What needs to be done: Show only lines that include "Topological".

— Start of Data for this task —

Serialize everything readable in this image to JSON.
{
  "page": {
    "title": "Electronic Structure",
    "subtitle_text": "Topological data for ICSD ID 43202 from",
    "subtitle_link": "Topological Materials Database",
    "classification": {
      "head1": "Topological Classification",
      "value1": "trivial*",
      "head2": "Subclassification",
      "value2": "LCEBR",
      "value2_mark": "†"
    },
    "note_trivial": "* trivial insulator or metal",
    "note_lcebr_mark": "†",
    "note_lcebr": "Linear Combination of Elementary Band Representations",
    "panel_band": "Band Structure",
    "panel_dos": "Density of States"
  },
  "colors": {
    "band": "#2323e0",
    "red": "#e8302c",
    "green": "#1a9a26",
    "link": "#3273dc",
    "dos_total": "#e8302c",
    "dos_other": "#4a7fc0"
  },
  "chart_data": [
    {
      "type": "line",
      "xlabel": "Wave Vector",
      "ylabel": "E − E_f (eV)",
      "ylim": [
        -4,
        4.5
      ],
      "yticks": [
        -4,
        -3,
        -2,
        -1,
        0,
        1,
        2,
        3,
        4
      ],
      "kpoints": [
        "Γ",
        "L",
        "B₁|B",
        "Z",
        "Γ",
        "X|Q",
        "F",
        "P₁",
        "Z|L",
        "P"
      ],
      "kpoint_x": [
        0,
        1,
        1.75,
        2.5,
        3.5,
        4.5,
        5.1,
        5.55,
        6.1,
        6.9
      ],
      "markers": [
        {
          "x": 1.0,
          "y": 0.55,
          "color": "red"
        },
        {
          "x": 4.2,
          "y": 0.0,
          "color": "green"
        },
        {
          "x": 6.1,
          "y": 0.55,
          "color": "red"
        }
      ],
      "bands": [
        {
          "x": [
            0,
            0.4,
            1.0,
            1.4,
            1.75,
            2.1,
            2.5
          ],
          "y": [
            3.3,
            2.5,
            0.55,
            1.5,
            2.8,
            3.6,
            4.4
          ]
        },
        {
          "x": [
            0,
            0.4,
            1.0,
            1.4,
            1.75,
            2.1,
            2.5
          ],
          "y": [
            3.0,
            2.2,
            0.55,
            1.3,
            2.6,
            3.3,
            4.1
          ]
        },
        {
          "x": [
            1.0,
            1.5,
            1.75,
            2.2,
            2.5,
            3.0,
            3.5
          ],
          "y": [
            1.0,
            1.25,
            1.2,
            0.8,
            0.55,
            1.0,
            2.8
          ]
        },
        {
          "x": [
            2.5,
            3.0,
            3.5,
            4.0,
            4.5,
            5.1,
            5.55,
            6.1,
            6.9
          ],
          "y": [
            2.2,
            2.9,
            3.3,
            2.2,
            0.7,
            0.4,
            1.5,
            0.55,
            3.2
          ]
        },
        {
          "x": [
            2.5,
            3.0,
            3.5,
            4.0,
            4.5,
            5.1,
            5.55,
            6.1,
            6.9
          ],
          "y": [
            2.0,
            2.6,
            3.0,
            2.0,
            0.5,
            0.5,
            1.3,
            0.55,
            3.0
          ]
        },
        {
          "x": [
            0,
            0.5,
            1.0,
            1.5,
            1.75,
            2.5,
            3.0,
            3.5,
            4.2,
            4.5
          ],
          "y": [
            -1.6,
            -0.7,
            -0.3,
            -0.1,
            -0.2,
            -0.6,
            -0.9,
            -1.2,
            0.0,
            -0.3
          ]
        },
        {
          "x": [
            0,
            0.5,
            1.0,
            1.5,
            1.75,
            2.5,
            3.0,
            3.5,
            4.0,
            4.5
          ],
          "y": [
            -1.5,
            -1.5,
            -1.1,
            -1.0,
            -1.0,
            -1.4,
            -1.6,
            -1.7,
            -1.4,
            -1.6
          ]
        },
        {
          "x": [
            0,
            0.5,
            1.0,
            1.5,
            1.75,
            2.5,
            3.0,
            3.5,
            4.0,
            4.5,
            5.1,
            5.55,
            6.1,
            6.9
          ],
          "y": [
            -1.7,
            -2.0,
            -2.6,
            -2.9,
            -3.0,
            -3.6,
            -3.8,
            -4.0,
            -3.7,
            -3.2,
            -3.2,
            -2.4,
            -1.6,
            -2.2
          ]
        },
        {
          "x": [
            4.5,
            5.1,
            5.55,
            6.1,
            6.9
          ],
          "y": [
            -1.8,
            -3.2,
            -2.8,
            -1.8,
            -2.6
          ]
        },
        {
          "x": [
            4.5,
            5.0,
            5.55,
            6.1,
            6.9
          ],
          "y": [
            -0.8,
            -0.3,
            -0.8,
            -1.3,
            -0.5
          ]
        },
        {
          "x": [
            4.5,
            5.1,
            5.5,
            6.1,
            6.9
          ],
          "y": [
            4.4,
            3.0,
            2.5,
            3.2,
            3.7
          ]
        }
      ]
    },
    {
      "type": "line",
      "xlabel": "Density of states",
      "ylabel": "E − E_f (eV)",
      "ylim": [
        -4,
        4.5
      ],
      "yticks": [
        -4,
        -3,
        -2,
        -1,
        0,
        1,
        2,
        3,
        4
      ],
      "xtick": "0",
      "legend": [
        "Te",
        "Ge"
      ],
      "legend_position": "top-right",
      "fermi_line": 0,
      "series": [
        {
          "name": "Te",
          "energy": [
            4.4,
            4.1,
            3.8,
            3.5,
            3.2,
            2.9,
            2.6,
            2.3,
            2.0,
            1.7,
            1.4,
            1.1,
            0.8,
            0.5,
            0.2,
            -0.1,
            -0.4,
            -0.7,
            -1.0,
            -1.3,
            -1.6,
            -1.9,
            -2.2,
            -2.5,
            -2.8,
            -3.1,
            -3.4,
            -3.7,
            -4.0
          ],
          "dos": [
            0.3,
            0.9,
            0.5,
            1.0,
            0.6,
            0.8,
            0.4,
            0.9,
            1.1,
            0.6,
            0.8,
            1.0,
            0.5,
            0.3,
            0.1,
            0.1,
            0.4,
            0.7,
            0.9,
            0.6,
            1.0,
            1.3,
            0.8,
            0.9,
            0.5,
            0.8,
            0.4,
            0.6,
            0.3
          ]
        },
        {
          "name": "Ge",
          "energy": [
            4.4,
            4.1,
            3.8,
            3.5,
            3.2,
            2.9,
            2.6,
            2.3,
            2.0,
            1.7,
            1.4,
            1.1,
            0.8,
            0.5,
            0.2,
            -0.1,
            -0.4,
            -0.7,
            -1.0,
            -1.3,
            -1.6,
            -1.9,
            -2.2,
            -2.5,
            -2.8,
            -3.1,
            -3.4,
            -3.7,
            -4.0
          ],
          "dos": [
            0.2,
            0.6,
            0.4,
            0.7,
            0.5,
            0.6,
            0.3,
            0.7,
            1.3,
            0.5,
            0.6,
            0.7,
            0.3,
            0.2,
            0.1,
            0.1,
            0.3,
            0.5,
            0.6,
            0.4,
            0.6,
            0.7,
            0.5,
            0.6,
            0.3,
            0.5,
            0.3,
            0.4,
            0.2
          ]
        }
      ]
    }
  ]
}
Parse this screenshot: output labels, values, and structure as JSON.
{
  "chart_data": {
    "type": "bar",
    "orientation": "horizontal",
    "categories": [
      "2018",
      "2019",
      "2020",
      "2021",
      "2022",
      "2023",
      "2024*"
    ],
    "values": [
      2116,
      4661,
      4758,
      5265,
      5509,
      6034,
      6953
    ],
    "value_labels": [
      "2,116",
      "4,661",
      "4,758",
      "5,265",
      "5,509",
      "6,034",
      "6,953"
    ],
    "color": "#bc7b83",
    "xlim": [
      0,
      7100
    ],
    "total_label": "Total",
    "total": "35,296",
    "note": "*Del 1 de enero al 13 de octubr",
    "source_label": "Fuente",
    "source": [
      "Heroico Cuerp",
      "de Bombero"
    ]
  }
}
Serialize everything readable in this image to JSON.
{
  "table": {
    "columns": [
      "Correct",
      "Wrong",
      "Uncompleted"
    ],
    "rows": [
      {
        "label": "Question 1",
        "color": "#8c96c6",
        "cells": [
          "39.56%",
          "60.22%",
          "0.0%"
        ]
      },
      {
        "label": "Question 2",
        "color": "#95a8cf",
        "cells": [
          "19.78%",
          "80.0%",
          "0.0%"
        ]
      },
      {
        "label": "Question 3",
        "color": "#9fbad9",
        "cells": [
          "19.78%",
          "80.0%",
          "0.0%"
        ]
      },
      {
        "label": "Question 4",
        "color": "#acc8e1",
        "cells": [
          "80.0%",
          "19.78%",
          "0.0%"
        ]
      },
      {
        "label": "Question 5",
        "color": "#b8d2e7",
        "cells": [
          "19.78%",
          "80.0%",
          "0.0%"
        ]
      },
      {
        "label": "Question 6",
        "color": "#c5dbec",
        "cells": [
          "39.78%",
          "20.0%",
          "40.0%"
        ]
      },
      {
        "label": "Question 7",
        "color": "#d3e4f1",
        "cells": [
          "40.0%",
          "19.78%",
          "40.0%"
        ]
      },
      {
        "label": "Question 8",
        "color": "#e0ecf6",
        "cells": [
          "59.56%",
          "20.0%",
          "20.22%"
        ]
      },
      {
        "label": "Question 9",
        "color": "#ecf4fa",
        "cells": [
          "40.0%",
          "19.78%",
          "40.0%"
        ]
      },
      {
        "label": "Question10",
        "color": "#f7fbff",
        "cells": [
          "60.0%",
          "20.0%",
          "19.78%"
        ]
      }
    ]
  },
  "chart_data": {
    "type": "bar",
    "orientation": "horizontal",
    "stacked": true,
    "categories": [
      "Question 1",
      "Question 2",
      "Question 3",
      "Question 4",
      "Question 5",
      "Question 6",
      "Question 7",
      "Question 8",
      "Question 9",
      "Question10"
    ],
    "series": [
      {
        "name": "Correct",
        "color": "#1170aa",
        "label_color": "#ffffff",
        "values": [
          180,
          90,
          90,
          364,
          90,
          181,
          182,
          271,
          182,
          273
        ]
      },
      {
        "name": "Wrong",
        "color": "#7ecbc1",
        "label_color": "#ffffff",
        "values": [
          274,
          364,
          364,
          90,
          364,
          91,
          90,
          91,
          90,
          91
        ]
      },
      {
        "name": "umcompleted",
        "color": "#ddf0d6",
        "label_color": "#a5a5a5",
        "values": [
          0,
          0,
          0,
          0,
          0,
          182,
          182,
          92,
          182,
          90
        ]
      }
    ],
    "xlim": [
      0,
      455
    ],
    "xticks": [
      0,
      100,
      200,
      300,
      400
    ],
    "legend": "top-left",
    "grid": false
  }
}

— End of Data for this task —

Final result:
    "subtitle_text": "Topological data for ICSD ID 43202 from",
    "subtitle_link": "Topological Materials Database",
      "head1": "Topological Classification",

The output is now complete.